### Data extract ###

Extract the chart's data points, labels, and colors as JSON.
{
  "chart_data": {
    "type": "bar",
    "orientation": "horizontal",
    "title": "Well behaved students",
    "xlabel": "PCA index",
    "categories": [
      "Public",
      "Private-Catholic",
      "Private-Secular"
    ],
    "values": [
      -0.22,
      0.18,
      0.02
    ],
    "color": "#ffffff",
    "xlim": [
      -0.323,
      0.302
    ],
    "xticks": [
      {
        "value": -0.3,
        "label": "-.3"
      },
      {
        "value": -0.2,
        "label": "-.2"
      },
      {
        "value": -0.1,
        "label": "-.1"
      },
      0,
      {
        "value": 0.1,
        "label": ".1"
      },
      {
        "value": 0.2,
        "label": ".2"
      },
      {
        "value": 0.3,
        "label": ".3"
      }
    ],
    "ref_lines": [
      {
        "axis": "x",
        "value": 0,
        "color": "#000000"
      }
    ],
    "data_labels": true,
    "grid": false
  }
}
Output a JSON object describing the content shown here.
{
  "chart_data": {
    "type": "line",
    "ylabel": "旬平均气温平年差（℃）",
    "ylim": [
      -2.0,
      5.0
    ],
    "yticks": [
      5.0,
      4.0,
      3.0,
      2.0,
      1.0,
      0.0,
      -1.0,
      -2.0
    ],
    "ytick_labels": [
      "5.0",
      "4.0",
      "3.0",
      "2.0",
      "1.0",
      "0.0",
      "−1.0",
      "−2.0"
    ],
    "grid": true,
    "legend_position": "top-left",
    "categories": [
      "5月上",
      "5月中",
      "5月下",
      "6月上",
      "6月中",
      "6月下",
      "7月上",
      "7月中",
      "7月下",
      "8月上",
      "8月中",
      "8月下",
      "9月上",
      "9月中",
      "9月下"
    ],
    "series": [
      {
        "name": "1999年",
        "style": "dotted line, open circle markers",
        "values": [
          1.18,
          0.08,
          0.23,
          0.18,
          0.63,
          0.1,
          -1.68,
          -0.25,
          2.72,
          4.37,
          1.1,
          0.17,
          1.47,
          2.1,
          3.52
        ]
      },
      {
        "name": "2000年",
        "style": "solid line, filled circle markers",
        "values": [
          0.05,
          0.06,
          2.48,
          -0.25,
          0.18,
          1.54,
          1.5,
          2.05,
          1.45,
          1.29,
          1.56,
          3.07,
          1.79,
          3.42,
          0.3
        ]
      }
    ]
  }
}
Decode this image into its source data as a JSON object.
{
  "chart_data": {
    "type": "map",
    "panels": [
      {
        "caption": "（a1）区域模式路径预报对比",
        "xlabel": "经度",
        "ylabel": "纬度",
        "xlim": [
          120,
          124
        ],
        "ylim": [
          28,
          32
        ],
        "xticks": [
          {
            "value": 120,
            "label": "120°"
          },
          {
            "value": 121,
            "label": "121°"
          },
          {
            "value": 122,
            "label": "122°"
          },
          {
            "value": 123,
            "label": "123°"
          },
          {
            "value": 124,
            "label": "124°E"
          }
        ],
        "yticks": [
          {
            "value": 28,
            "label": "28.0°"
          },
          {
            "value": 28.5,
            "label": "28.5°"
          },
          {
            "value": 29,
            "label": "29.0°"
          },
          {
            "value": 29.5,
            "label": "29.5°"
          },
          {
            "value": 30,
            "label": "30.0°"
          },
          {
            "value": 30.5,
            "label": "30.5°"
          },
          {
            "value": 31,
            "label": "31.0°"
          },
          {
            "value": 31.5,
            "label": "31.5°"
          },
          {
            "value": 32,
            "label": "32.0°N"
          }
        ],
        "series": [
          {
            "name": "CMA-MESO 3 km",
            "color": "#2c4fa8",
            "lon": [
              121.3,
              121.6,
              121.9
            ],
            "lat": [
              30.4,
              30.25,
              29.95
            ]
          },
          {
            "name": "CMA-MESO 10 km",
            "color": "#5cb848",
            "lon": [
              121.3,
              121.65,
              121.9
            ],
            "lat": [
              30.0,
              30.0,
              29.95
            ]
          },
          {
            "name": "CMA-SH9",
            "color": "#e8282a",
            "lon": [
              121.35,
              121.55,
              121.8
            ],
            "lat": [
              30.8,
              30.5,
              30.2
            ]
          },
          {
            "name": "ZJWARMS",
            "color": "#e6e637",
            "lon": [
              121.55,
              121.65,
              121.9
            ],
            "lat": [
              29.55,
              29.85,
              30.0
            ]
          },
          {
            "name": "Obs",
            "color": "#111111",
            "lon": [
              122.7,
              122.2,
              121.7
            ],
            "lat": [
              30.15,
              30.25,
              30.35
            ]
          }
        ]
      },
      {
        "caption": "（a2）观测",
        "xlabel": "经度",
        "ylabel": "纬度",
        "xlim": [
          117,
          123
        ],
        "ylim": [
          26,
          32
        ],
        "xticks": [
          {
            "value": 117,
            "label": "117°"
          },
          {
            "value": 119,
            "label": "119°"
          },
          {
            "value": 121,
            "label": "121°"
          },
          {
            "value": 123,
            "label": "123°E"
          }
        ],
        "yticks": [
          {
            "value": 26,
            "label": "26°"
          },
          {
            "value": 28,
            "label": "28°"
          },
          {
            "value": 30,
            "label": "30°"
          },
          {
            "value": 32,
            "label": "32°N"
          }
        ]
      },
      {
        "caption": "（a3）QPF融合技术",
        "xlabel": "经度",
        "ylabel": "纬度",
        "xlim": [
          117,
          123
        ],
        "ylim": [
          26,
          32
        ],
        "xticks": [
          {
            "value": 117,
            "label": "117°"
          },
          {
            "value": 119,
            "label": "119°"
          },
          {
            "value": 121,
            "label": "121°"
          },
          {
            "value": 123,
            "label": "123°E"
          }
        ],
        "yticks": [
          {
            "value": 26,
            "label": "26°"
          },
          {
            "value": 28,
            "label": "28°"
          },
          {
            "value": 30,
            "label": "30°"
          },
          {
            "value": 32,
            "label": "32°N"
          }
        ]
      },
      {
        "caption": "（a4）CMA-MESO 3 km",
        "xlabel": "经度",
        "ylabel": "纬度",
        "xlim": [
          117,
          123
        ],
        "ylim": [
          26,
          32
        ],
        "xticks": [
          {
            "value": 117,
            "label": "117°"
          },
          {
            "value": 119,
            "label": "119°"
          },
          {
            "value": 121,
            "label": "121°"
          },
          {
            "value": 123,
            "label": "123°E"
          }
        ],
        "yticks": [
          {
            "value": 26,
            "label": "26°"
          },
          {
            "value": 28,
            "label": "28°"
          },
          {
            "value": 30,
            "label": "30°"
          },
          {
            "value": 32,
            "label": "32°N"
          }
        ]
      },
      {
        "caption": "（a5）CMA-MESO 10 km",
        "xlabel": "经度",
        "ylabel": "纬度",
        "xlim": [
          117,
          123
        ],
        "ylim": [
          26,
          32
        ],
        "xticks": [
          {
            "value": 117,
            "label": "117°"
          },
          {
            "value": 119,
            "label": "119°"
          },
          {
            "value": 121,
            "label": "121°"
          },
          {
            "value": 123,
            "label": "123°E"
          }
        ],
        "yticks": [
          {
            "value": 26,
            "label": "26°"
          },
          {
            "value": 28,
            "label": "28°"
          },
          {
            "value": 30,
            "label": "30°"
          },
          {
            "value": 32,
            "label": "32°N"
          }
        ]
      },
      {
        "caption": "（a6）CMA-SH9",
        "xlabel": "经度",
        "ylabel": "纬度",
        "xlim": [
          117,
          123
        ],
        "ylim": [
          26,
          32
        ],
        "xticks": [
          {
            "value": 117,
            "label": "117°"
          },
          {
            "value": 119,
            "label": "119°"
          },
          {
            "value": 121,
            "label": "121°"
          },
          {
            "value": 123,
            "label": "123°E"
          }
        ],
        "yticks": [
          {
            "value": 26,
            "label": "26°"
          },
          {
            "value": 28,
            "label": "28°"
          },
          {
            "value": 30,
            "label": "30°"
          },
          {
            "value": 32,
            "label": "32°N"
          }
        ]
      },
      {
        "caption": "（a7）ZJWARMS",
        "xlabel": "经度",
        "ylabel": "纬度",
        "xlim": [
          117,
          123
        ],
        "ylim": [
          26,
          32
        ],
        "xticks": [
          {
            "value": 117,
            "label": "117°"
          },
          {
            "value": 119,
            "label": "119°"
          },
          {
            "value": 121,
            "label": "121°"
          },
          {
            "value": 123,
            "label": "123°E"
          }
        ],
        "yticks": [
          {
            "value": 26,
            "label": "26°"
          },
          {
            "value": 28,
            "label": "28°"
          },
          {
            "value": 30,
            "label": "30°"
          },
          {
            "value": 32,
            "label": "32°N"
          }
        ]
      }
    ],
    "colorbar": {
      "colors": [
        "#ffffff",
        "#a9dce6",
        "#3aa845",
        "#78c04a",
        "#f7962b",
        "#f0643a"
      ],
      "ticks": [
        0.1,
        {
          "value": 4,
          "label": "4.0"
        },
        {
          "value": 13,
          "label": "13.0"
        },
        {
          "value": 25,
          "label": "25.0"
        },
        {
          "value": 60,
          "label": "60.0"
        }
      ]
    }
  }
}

###

Lines containing the string "circle" should be counted; reply with their number and nothing more.

→ **Task result**
2